Dataset extract:
------------------------------------------------------------------------

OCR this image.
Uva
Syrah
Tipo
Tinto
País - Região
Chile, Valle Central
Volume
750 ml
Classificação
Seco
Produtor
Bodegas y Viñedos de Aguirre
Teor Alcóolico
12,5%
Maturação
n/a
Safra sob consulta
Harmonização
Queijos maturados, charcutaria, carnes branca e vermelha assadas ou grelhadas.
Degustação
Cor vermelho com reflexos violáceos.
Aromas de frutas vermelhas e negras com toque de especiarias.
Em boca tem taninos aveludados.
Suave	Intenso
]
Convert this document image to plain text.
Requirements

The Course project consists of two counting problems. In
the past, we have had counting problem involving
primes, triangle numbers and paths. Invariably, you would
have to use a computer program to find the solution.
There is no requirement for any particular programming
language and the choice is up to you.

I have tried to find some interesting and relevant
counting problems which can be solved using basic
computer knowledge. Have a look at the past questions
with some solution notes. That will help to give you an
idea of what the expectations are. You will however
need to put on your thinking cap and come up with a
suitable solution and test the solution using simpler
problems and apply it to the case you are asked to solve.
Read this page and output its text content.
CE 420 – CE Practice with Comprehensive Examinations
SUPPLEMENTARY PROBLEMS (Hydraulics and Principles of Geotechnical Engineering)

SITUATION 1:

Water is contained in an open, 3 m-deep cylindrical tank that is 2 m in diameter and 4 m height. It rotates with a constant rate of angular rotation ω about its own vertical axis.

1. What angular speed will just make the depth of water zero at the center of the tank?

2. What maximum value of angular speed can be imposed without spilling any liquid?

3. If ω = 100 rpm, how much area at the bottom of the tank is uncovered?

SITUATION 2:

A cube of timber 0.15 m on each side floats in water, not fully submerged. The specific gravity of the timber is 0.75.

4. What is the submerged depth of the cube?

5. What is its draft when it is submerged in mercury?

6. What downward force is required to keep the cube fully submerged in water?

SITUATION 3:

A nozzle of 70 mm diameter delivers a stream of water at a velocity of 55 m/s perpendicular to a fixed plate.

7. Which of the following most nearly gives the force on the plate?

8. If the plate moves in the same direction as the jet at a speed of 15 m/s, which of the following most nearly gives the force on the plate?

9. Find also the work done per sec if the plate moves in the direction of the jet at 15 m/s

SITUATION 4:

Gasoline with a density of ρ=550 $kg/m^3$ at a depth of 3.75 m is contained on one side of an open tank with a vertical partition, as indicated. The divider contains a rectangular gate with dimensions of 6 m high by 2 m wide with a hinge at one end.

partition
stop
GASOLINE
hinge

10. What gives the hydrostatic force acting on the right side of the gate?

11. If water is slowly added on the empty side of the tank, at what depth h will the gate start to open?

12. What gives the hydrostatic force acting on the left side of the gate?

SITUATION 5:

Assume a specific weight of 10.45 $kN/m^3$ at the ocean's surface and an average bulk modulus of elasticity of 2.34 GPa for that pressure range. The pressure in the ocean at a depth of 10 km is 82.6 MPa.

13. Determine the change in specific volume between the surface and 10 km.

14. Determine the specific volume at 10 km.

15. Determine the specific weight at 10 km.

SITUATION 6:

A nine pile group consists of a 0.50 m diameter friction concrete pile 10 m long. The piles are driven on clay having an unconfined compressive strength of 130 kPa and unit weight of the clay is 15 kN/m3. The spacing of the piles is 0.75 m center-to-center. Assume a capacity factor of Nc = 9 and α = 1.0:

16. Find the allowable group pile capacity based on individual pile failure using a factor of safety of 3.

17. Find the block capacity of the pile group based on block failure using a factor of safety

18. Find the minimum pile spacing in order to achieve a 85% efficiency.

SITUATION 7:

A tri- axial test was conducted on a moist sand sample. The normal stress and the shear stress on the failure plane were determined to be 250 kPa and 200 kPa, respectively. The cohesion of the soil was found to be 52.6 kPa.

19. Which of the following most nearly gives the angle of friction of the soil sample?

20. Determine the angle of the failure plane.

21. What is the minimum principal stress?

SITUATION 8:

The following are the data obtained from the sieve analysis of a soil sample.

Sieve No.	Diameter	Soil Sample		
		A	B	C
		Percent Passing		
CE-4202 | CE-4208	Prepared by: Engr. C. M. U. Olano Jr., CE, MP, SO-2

------------------------------------------------------------------------

Written task:
Each line of the material above needs to be quoted exactly, please.

Right answer:
OCR this image.
Uva
Syrah
Tipo
Tinto
País - Região
Chile, Valle Central
Volume
750 ml
Classificação
Seco
Produtor
Bodegas y Viñedos de Aguirre
Teor Alcóolico
12,5%
Maturação
n/a
Safra sob consulta
Harmonização
Queijos maturados, charcutaria, carnes branca e vermelha assadas ou grelhadas.
Degustação
Cor vermelho com reflexos violáceos.
Aromas de frutas vermelhas e negras com toque de especiarias.
Em boca tem taninos aveludados.
Suave	Intenso
]
Convert this document image to plain text.
Requirements

The Course project consists of two counting problems. In
the past, we have had counting problem involving
primes, triangle numbers and paths. Invariably, you would
have to use a computer program to find the solution.
There is no requirement for any particular programming
language and the choice is up to you.

I have tried to find some interesting and relevant
counting problems which can be solved using basic
computer knowledge. Have a look at the past questions
with some solution notes. That will help to give you an
idea of what the expectations are. You will however
need to put on your thinking cap and come up with a
suitable solution and test the solution using simpler
problems and apply it to the case you are asked to solve.
Read this page and output its text content.
CE 420 – CE Practice with Comprehensive Examinations
SUPPLEMENTARY PROBLEMS (Hydraulics and Principles of Geotechnical Engineering)

SITUATION 1:

Water is contained in an open, 3 m-deep cylindrical tank that is 2 m in diameter and 4 m height. It rotates with a constant rate of angular rotation ω about its own vertical axis.

1. What angular speed will just make the depth of water zero at the center of the tank?

2. What maximum value of angular speed can be imposed without spilling any liquid?

3. If ω = 100 rpm, how much area at the bottom of the tank is uncovered?

SITUATION 2:

A cube of timber 0.15 m on each side floats in water, not fully submerged. The specific gravity of the timber is 0.75.

4. What is the submerged depth of the cube?

5. What is its draft when it is submerged in mercury?

6. What downward force is required to keep the cube fully submerged in water?

SITUATION 3:

A nozzle of 70 mm diameter delivers a stream of water at a velocity of 55 m/s perpendicular to a fixed plate.

7. Which of the following most nearly gives the force on the plate?

8. If the plate moves in the same direction as the jet at a speed of 15 m/s, which of the following most nearly gives the force on the plate?

9. Find also the work done per sec if the plate moves in the direction of the jet at 15 m/s

SITUATION 4:

Gasoline with a density of ρ=550 $kg/m^3$ at a depth of 3.75 m is contained on one side of an open tank with a vertical partition, as indicated. The divider contains a rectangular gate with dimensions of 6 m high by 2 m wide with a hinge at one end.

partition
stop
GASOLINE
hinge

10. What gives the hydrostatic force acting on the right side of the gate?

11. If water is slowly added on the empty side of the tank, at what depth h will the gate start to open?

12. What gives the hydrostatic force acting on the left side of the gate?

SITUATION 5:

Assume a specific weight of 10.45 $kN/m^3$ at the ocean's surface and an average bulk modulus of elasticity of 2.34 GPa for that pressure range. The pressure in the ocean at a depth of 10 km is 82.6 MPa.

13. Determine the change in specific volume between the surface and 10 km.

14. Determine the specific volume at 10 km.

15. Determine the specific weight at 10 km.

SITUATION 6:

A nine pile group consists of a 0.50 m diameter friction concrete pile 10 m long. The piles are driven on clay having an unconfined compressive strength of 130 kPa and unit weight of the clay is 15 kN/m3. The spacing of the piles is 0.75 m center-to-center. Assume a capacity factor of Nc = 9 and α = 1.0:

16. Find the allowable group pile capacity based on individual pile failure using a factor of safety of 3.

17. Find the block capacity of the pile group based on block failure using a factor of safety

18. Find the minimum pile spacing in order to achieve a 85% efficiency.

SITUATION 7:

A tri- axial test was conducted on a moist sand sample. The normal stress and the shear stress on the failure plane were determined to be 250 kPa and 200 kPa, respectively. The cohesion of the soil was found to be 52.6 kPa.

19. Which of the following most nearly gives the angle of friction of the soil sample?

20. Determine the angle of the failure plane.

21. What is the minimum principal stress?

SITUATION 8:

The following are the data obtained from the sieve analysis of a soil sample.

Sieve No.	Diameter	Soil Sample		
		A	B	C
		Percent Passing		
CE-4202 | CE-4208	Prepared by: Engr. C. M. U. Olano Jr., CE, MP, SO-2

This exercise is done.